# start of MATERIAL FOR THIS EXERCISE

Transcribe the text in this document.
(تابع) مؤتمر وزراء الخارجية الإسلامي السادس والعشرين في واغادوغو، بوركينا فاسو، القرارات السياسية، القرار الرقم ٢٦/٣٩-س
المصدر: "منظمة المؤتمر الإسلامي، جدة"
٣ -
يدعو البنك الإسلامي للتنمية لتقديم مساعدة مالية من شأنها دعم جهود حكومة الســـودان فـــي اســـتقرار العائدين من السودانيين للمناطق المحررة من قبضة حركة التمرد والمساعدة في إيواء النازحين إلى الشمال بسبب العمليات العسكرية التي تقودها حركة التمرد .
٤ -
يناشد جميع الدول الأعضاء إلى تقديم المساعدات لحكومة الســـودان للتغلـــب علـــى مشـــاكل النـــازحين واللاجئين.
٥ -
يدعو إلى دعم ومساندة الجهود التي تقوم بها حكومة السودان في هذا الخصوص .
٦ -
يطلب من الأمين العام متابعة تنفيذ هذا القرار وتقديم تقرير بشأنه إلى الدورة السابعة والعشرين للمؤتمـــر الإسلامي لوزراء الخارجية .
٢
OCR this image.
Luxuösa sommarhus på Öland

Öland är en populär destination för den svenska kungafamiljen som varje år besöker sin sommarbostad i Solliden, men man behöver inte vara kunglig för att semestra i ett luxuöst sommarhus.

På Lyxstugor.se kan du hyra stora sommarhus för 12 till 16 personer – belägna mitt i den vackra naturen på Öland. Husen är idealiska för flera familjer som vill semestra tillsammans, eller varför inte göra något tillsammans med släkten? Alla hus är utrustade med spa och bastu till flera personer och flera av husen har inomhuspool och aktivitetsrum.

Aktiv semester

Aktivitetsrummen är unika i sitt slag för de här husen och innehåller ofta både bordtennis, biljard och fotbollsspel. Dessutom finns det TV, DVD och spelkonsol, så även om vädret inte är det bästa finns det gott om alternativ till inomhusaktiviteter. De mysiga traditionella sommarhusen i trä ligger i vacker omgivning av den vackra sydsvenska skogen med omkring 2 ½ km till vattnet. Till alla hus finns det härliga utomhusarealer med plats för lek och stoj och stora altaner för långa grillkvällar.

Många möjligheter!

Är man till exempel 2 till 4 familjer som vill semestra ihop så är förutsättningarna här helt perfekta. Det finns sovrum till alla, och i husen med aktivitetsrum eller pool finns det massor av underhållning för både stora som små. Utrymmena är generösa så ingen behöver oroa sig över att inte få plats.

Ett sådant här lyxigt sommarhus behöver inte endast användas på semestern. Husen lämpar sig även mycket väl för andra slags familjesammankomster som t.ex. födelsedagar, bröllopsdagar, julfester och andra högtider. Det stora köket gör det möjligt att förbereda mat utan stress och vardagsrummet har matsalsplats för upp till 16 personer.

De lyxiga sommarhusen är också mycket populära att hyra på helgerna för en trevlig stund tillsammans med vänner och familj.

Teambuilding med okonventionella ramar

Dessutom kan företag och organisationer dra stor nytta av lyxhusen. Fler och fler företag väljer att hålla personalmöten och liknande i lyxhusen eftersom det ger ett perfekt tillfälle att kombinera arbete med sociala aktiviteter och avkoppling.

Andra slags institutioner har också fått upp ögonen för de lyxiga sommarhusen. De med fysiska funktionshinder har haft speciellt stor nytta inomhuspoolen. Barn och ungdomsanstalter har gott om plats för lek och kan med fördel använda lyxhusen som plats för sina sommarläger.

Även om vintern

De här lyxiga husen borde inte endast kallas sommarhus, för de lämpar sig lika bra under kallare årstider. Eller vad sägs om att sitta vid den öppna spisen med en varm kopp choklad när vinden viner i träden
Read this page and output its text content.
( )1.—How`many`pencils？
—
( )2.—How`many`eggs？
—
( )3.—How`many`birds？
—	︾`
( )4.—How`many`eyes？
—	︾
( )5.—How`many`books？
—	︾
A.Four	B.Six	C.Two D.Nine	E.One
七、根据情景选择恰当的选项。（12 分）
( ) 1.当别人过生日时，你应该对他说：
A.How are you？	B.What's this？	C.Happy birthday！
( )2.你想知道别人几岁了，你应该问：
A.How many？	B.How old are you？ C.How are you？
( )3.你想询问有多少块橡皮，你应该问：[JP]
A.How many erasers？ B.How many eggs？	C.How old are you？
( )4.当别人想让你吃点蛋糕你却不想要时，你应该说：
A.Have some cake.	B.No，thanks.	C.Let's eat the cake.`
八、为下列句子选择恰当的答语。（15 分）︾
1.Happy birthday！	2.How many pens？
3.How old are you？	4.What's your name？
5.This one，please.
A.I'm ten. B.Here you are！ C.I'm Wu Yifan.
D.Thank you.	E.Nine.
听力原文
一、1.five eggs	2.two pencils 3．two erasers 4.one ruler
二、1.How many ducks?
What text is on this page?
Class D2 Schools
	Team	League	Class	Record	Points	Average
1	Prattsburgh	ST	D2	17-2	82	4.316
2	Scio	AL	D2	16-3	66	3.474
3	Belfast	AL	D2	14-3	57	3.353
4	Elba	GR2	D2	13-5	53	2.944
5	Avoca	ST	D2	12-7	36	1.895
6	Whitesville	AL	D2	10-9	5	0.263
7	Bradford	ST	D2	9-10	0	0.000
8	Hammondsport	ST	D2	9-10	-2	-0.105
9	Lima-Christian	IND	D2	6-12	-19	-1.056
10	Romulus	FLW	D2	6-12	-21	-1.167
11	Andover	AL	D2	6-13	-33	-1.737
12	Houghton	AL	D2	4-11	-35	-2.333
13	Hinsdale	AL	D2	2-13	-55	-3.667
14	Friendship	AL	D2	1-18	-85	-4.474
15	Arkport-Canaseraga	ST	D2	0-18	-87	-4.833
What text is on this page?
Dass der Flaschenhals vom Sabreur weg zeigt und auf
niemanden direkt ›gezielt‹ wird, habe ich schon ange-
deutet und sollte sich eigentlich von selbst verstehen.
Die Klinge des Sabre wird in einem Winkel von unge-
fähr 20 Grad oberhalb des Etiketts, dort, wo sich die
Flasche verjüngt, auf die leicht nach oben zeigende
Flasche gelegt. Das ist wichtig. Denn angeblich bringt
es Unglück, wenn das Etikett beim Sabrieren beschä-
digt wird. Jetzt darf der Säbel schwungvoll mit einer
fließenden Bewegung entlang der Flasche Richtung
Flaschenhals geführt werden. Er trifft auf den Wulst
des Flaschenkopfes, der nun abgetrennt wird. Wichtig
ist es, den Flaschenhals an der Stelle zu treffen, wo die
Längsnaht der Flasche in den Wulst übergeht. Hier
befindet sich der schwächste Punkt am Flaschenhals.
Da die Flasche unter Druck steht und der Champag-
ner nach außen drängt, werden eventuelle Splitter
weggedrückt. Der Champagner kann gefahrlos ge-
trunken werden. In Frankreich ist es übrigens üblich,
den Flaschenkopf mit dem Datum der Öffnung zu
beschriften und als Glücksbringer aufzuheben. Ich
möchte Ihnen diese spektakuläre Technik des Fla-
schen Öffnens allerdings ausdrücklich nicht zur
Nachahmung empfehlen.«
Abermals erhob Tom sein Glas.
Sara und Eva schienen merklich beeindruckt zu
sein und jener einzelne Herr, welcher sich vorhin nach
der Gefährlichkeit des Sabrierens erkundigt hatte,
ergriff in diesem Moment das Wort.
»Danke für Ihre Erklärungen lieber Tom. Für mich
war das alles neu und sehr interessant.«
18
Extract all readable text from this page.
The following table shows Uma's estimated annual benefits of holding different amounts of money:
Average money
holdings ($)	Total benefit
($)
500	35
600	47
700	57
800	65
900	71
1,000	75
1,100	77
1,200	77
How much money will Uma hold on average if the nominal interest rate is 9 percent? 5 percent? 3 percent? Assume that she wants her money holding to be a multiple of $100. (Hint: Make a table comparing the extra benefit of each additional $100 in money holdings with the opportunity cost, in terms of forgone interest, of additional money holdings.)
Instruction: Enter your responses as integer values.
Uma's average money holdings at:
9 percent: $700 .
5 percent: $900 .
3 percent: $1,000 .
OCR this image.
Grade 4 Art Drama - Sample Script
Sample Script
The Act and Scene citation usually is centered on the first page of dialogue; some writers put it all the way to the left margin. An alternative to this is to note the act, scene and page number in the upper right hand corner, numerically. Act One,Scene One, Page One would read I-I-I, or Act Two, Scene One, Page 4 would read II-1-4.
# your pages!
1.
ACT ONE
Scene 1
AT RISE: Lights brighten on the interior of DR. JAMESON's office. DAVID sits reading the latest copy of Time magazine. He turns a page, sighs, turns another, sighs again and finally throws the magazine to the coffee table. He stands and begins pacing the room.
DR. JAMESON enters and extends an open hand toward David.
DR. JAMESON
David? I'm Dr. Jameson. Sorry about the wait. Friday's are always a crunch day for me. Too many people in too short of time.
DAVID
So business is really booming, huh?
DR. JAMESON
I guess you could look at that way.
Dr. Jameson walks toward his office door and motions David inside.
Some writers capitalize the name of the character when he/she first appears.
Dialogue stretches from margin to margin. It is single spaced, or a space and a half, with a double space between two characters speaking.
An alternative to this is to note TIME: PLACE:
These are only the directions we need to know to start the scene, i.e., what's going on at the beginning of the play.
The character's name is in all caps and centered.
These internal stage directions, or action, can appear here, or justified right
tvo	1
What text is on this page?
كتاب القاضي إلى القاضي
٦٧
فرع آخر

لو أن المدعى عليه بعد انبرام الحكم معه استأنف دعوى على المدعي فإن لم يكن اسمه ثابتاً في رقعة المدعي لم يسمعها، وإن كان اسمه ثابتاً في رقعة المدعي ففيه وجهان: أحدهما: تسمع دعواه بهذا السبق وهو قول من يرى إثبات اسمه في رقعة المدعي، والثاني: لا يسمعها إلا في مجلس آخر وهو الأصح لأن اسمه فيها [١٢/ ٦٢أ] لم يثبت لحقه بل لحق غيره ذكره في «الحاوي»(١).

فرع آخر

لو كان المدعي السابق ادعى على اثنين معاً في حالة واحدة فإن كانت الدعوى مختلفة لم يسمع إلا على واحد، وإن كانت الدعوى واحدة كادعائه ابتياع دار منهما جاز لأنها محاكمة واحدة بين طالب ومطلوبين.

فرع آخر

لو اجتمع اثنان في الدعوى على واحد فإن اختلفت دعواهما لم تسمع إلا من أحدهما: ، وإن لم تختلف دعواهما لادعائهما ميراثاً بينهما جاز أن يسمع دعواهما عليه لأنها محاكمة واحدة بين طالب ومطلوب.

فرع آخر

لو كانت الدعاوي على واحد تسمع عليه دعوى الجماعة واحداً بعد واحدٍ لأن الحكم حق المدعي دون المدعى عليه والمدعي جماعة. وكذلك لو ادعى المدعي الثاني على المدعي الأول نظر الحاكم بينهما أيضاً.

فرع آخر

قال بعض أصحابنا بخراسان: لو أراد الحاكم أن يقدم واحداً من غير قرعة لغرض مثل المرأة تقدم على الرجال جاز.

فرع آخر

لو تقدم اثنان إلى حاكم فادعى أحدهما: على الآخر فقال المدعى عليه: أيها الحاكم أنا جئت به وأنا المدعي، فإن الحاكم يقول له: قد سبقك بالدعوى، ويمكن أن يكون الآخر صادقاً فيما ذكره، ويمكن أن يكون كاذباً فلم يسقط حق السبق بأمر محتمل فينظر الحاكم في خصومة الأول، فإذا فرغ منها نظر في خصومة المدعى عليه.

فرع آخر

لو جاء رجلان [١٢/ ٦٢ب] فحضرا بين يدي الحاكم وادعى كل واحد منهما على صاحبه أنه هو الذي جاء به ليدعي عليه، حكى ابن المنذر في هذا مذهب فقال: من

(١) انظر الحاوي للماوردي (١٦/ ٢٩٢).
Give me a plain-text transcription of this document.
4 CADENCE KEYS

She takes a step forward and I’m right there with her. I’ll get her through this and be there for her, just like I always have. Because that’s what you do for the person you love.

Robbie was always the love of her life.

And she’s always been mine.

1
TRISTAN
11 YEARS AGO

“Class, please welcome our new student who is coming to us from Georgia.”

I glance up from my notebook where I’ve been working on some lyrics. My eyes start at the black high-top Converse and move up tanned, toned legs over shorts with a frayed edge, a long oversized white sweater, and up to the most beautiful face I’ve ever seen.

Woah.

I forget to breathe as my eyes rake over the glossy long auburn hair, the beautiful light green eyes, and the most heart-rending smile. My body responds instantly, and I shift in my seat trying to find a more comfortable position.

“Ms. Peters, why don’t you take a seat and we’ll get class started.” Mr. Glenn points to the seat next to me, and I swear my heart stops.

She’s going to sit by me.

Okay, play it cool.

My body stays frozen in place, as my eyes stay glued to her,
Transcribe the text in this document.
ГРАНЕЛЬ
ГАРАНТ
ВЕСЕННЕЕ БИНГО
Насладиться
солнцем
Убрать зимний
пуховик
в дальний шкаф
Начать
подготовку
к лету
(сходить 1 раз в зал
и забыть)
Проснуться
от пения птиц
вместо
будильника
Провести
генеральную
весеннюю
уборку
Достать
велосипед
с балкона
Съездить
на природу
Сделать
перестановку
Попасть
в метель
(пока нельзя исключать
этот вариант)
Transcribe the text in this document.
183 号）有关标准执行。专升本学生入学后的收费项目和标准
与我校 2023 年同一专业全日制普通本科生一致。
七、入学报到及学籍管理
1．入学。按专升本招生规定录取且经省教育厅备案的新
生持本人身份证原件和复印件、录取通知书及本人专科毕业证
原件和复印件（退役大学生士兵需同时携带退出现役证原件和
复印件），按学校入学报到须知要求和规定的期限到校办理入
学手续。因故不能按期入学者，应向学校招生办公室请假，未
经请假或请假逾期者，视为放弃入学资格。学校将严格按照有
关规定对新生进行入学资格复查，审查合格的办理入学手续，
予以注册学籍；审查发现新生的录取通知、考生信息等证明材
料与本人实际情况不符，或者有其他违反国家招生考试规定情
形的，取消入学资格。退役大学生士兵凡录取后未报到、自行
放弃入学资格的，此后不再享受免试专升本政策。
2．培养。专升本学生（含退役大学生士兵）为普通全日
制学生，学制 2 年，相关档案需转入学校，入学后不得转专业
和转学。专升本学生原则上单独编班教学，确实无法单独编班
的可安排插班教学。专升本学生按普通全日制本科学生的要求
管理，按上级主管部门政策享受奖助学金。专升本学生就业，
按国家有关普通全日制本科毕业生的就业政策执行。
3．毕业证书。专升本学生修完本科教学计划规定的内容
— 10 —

# end of MATERIAL FOR THIS EXERCISE

**DIRECTION:** Spot every line that holds "Happy" and copy it.

**SOLUTION FOR THIS TASK:**
A.How are you？	B.What's this？	C.Happy birthday！
1.Happy birthday！	2.How many pens？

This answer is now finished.